_What the task requires_
The entries that follow should be written out exactly.

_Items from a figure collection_

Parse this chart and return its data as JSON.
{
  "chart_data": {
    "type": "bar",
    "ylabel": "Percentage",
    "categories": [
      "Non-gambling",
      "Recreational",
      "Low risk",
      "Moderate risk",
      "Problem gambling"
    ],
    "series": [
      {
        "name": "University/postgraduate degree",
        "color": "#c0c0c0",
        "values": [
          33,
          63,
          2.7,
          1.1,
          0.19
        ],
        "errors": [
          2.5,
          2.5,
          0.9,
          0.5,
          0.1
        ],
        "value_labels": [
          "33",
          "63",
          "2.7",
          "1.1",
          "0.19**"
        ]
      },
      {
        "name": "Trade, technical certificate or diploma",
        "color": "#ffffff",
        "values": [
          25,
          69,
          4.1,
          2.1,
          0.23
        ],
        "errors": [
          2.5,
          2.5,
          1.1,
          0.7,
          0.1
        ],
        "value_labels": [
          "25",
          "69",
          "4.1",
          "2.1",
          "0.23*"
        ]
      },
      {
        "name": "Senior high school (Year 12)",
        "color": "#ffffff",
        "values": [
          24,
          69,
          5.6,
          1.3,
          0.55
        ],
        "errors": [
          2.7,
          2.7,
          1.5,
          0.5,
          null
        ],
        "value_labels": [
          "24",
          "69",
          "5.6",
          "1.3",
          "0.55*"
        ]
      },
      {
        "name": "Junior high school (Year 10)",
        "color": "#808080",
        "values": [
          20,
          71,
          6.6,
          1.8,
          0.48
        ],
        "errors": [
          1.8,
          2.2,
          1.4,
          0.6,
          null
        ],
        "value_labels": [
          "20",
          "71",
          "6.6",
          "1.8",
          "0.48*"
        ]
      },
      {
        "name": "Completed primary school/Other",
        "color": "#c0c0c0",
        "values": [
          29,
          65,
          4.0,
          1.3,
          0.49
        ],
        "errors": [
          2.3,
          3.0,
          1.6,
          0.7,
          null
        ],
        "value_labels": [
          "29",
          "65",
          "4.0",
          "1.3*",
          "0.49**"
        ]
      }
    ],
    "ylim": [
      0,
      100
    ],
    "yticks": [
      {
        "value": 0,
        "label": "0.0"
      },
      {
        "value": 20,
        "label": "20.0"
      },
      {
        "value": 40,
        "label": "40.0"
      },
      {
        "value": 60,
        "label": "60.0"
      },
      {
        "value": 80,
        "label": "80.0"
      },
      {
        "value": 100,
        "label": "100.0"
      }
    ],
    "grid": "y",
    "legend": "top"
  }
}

_Task response_
Parse this chart and return its data as JSON.
{
  "chart_data": {
    "type": "bar",
    "ylabel": "Percentage",
    "categories": [
      "Non-gambling",
      "Recreational",
      "Low risk",
      "Moderate risk",
      "Problem gambling"
    ],
    "series": [
      {
        "name": "University/postgraduate degree",
        "color": "#c0c0c0",
        "values": [
          33,
          63,
          2.7,
          1.1,
          0.19
        ],
        "errors": [
          2.5,
          2.5,
          0.9,
          0.5,
          0.1
        ],
        "value_labels": [
          "33",
          "63",
          "2.7",
          "1.1",
          "0.19**"
        ]
      },
      {
        "name": "Trade, technical certificate or diploma",
        "color": "#ffffff",
        "values": [
          25,
          69,
          4.1,
          2.1,
          0.23
        ],
        "errors": [
          2.5,
          2.5,
          1.1,
          0.7,
          0.1
        ],
        "value_labels": [
          "25",
          "69",
          "4.1",
          "2.1",
          "0.23*"
        ]
      },
      {
        "name": "Senior high school (Year 12)",
        "color": "#ffffff",
        "values": [
          24,
          69,
          5.6,
          1.3,
          0.55
        ],
        "errors": [
          2.7,
          2.7,
          1.5,
          0.5,
          null
        ],
        "value_labels": [
          "24",
          "69",
          "5.6",
          "1.3",
          "0.55*"
        ]
      },
      {
        "name": "Junior high school (Year 10)",
        "color": "#808080",
        "values": [
          20,
          71,
          6.6,
          1.8,
          0.48
        ],
        "errors": [
          1.8,
          2.2,
          1.4,
          0.6,
          null
        ],
        "value_labels": [
          "20",
          "71",
          "6.6",
          "1.8",
          "0.48*"
        ]
      },
      {
        "name": "Completed primary school/Other",
        "color": "#c0c0c0",
        "values": [
          29,
          65,
          4.0,
          1.3,
          0.49
        ],
        "errors": [
          2.3,
          3.0,
          1.6,
          0.7,
          null
        ],
        "value_labels": [
          "29",
          "65",
          "4.0",
          "1.3*",
          "0.49**"
        ]
      }
    ],
    "ylim": [
      0,
      100
    ],
    "yticks": [
      {
        "value": 0,
        "label": "0.0"
      },
      {
        "value": 20,
        "label": "20.0"
      },
      {
        "value": 40,
        "label": "40.0"
      },
      {
        "value": 60,
        "label": "60.0"
      },
      {
        "value": 80,
        "label": "80.0"
      },
      {
        "value": 100,
        "label": "100.0"
      }
    ],
    "grid": "y",
    "legend": "top"
  }
}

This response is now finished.